▶ [WHAT TO WORK ON]
Give back the line where "Parse this screenshot: output" appears and all the lines after it until the listing ends, unchanged and with nothing else.

▶ [TASK INPUT]
"""
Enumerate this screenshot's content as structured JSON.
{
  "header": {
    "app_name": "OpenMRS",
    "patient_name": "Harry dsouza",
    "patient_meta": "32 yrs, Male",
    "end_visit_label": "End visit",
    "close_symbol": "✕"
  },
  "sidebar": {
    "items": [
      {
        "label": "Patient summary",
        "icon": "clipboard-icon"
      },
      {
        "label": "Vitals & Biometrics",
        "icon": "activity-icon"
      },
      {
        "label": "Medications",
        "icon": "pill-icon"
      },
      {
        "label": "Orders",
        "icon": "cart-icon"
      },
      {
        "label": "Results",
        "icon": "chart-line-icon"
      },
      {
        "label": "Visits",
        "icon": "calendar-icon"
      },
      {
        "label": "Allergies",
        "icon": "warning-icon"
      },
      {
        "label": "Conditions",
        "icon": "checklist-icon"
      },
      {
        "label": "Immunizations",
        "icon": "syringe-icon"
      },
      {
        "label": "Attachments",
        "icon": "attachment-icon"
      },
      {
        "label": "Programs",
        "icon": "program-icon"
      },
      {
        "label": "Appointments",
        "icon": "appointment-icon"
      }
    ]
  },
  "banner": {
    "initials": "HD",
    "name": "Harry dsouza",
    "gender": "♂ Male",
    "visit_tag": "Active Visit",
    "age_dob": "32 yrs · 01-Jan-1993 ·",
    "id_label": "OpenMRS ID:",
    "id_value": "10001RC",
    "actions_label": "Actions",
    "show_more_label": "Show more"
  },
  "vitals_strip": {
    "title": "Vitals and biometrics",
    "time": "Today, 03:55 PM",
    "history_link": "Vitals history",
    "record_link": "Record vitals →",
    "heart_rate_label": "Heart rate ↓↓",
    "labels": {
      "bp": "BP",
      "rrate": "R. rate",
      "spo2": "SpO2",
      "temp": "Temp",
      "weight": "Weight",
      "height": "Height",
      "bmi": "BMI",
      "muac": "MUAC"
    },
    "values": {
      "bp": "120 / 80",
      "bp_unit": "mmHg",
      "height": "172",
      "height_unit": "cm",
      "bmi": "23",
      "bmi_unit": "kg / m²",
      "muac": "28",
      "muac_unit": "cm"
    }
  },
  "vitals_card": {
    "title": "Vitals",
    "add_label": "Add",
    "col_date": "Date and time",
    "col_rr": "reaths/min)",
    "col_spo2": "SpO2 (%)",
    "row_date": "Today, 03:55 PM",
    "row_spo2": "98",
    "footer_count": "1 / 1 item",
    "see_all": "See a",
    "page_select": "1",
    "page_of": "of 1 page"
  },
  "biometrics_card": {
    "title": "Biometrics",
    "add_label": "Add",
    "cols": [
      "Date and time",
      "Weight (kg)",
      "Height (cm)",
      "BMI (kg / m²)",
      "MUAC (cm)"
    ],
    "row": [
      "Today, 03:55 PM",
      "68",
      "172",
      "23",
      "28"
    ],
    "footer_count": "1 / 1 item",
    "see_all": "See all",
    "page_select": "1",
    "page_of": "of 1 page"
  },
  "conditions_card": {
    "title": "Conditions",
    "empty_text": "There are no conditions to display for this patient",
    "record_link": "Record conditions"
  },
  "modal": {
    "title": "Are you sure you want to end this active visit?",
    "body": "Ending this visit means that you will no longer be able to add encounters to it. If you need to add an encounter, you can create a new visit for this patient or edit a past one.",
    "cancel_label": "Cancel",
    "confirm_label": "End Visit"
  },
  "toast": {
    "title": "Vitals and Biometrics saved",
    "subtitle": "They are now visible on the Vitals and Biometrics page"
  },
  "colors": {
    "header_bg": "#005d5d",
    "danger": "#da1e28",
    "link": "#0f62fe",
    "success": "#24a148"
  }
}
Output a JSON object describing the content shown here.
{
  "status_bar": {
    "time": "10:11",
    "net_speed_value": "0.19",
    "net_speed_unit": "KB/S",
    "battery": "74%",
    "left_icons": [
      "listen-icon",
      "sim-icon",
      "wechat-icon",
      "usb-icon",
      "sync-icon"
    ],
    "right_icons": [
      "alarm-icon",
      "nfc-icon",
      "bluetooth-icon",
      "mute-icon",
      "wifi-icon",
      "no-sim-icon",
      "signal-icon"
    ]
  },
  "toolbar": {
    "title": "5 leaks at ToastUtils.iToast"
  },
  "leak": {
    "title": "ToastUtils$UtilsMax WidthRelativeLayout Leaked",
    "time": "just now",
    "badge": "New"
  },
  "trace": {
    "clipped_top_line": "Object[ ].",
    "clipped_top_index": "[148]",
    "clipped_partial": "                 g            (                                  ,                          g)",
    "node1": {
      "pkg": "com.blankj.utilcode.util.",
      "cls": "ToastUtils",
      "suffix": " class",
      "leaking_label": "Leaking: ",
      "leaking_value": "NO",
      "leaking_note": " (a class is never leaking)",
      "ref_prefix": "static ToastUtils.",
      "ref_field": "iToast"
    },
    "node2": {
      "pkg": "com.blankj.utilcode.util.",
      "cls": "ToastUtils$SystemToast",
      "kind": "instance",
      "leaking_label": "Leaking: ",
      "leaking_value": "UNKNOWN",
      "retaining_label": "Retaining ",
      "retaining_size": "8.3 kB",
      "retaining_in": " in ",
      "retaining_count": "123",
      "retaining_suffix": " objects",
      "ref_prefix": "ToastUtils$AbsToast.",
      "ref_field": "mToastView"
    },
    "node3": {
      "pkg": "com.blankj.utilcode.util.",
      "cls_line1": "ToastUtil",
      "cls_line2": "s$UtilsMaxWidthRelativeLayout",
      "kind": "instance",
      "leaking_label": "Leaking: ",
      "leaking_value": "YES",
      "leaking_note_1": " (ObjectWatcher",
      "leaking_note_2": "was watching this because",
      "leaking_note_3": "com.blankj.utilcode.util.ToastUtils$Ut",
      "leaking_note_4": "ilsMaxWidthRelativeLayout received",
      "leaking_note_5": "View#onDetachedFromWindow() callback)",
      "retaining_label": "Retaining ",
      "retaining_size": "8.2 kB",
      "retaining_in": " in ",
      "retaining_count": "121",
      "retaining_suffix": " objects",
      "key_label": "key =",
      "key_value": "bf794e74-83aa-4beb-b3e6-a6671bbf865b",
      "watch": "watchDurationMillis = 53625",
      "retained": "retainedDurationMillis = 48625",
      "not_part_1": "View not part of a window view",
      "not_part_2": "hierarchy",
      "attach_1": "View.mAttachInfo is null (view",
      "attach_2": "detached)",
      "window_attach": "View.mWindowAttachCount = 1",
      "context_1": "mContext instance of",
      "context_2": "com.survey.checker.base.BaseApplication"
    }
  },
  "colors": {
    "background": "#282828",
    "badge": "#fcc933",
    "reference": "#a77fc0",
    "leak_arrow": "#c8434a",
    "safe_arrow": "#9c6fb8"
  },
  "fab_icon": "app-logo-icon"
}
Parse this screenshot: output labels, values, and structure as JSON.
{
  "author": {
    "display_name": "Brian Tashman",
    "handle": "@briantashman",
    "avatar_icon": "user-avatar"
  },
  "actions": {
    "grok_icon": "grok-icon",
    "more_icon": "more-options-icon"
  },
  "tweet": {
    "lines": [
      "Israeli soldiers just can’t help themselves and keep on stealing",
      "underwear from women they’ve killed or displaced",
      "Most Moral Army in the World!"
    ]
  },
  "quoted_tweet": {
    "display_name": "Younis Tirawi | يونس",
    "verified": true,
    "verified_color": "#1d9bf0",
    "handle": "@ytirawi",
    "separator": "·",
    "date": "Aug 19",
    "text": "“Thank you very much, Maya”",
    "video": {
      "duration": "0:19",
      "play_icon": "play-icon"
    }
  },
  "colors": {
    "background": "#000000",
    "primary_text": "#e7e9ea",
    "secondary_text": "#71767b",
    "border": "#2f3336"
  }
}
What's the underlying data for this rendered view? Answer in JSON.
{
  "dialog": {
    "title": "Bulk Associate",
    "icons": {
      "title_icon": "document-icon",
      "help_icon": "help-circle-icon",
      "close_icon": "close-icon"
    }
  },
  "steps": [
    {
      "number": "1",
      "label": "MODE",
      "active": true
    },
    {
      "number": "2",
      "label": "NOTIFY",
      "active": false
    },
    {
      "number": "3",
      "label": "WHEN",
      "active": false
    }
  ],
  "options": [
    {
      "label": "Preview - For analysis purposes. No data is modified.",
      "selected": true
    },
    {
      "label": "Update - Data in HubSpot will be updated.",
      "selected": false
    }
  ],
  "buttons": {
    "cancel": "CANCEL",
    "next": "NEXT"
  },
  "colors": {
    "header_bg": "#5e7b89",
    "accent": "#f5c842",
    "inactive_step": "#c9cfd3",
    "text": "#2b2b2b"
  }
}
"""
▶ [RESPONSE]
Parse this screenshot: output labels, values, and structure as JSON.
{
  "author": {
    "display_name": "Brian Tashman",
    "handle": "@briantashman",
    "avatar_icon": "user-avatar"
  },
  "actions": {
    "grok_icon": "grok-icon",
    "more_icon": "more-options-icon"
  },
  "tweet": {
    "lines": [
      "Israeli soldiers just can’t help themselves and keep on stealing",
      "underwear from women they’ve killed or displaced",
      "Most Moral Army in the World!"
    ]
  },
  "quoted_tweet": {
    "display_name": "Younis Tirawi | يونس",
    "verified": true,
    "verified_color": "#1d9bf0",
    "handle": "@ytirawi",
    "separator": "·",
    "date": "Aug 19",
    "text": "“Thank you very much, Maya”",
    "video": {
      "duration": "0:19",
      "play_icon": "play-icon"
    }
  },
  "colors": {
    "background": "#000000",
    "primary_text": "#e7e9ea",
    "secondary_text": "#71767b",
    "border": "#2f3336"
  }
}
What's the underlying data for this rendered view? Answer in JSON.
{
  "dialog": {
    "title": "Bulk Associate",
    "icons": {
      "title_icon": "document-icon",
      "help_icon": "help-circle-icon",
      "close_icon": "close-icon"
    }
  },
  "steps": [
    {
      "number": "1",
      "label": "MODE",
      "active": true
    },
    {
      "number": "2",
      "label": "NOTIFY",
      "active": false
    },
    {
      "number": "3",
      "label": "WHEN",
      "active": false
    }
  ],
  "options": [
    {
      "label": "Preview - For analysis purposes. No data is modified.",
      "selected": true
    },
    {
      "label": "Update - Data in HubSpot will be updated.",
      "selected": false
    }
  ],
  "buttons": {
    "cancel": "CANCEL",
    "next": "NEXT"
  },
  "colors": {
    "header_bg": "#5e7b89",
    "accent": "#f5c842",
    "inactive_step": "#c9cfd3",
    "text": "#2b2b2b"
  }
}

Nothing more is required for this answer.